[Collection entries]
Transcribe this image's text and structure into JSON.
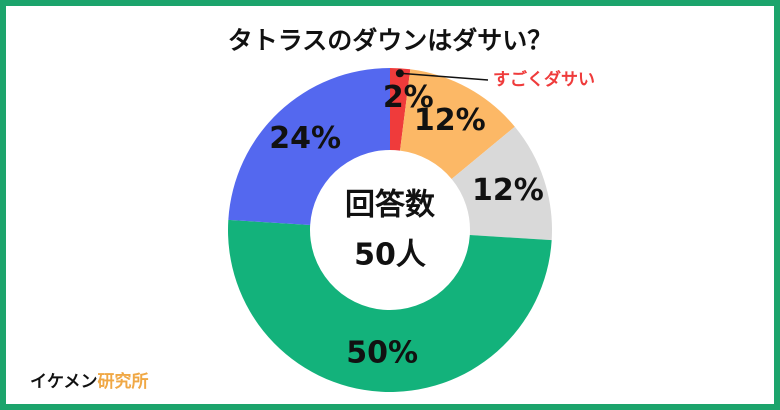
{
  "chart_data": {
    "type": "donut",
    "title": "タトラスのダウンはダサい？",
    "categories": [
      "すごくダサい",
      null,
      null,
      null,
      null
    ],
    "values": [
      2,
      12,
      12,
      50,
      24
    ],
    "value_labels": [
      "2%",
      "12%",
      "12%",
      "50%",
      "24%"
    ],
    "colors": [
      "#ef3b3b",
      "#fcb866",
      "#d9d9d9",
      "#13b27b",
      "#5468ef"
    ],
    "center_text": [
      "回答数",
      "50人"
    ]
  },
  "footer": {
    "brand": "イケメン",
    "brand_accent": "研究所"
  }
}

What to work on: Reproduce the records verbatim, omitting all images they contain.

Exercise solution:
Transcribe this image's text and structure into JSON.
{
  "chart_data": {
    "type": "donut",
    "title": "タトラスのダウンはダサい？",
    "categories": [
      "すごくダサい",
      null,
      null,
      null,
      null
    ],
    "values": [
      2,
      12,
      12,
      50,
      24
    ],
    "value_labels": [
      "2%",
      "12%",
      "12%",
      "50%",
      "24%"
    ],
    "colors": [
      "#ef3b3b",
      "#fcb866",
      "#d9d9d9",
      "#13b27b",
      "#5468ef"
    ],
    "center_text": [
      "回答数",
      "50人"
    ]
  },
  "footer": {
    "brand": "イケメン",
    "brand_accent": "研究所"
  }
}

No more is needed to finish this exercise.